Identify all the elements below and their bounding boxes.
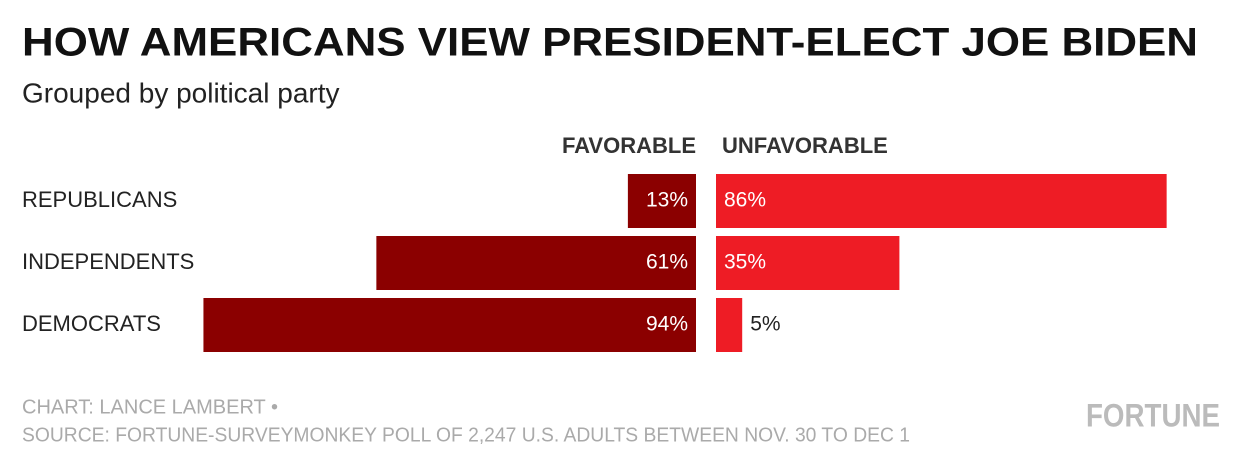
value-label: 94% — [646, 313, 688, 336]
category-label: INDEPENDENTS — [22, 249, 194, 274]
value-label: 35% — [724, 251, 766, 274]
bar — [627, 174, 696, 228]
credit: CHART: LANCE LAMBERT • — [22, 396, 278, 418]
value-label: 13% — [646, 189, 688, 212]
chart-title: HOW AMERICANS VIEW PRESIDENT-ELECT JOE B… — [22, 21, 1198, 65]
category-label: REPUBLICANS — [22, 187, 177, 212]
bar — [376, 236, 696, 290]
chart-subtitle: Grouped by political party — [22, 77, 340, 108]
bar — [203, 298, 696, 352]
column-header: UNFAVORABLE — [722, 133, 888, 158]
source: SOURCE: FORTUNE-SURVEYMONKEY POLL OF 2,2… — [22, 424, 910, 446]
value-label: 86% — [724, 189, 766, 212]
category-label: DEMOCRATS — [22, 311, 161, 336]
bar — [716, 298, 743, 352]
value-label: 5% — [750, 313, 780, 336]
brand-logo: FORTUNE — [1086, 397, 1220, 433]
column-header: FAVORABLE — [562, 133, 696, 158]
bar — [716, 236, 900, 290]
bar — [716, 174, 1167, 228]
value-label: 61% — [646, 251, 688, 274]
::::
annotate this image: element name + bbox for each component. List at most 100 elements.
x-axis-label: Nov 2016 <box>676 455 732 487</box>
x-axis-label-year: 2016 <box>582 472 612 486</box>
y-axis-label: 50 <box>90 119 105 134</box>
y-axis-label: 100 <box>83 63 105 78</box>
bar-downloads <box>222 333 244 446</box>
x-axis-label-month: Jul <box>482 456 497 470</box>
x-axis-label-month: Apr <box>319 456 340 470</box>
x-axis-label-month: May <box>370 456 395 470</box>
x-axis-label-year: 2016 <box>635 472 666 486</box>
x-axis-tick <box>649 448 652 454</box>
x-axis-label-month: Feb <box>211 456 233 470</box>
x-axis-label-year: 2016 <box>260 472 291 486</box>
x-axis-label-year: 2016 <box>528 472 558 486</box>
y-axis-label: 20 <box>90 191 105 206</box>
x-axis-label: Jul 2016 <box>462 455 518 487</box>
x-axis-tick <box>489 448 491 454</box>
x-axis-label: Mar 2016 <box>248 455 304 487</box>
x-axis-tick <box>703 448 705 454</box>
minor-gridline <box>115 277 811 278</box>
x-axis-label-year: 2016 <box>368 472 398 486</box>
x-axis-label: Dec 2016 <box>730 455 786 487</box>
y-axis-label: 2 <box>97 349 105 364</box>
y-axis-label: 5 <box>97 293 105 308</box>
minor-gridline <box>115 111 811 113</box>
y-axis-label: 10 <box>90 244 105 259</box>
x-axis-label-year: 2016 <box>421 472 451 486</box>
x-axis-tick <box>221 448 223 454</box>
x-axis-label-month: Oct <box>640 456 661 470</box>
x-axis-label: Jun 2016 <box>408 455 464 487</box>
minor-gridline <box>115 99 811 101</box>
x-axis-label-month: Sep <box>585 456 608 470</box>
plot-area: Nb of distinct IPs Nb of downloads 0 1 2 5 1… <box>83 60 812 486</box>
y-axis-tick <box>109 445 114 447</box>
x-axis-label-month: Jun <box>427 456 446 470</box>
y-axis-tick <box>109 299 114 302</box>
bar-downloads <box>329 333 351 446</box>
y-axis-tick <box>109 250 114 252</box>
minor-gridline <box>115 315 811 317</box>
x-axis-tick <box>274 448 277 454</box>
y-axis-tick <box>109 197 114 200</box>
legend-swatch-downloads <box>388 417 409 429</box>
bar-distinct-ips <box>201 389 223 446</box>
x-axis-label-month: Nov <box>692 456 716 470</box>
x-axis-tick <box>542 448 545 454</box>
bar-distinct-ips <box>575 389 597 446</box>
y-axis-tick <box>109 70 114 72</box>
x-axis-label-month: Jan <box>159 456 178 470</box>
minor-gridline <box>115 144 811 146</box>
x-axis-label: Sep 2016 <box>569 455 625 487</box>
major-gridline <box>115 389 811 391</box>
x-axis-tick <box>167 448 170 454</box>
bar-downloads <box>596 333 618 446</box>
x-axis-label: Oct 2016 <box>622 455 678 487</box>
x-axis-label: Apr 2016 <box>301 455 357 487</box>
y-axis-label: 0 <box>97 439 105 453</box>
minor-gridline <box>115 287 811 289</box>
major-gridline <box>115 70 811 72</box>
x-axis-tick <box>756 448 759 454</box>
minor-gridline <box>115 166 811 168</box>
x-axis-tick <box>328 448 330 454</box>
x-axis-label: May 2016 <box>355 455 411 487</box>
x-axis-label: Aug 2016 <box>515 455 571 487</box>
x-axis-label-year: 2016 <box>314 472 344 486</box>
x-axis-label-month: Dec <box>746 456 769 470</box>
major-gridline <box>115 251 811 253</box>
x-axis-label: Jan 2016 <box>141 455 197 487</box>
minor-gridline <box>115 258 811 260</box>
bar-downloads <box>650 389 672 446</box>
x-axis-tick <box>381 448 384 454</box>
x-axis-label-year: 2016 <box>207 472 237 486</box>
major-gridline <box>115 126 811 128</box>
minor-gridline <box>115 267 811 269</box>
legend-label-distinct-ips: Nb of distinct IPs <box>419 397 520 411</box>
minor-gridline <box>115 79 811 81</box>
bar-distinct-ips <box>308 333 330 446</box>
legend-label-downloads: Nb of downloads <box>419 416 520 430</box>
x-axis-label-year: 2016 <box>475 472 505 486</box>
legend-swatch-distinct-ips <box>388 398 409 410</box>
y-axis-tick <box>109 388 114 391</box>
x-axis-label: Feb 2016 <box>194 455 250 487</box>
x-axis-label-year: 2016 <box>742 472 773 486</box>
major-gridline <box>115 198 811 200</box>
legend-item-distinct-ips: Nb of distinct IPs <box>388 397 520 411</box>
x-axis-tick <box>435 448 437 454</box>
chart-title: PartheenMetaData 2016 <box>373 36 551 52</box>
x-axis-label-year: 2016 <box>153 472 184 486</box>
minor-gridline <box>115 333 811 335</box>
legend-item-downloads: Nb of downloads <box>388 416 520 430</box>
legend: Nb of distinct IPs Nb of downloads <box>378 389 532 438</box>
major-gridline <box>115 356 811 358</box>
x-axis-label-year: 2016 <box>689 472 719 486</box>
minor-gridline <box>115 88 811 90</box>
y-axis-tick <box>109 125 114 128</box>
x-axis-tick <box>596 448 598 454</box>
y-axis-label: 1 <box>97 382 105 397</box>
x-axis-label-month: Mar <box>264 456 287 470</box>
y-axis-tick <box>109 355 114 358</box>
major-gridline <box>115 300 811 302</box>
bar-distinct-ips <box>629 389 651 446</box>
::::
Copy out, word for word, the material from the line with "value-label: 94% — [646, 313, 688, 336]" to the line with "value-label: 13% — [646, 189, 688, 212]".

value-label: 94% — [646, 313, 688, 336]
category-label: INDEPENDENTS — [22, 249, 194, 274]
value-label: 35% — [724, 251, 766, 274]
bar — [627, 174, 696, 228]
credit: CHART: LANCE LAMBERT • — [22, 396, 278, 418]
value-label: 13% — [646, 189, 688, 212]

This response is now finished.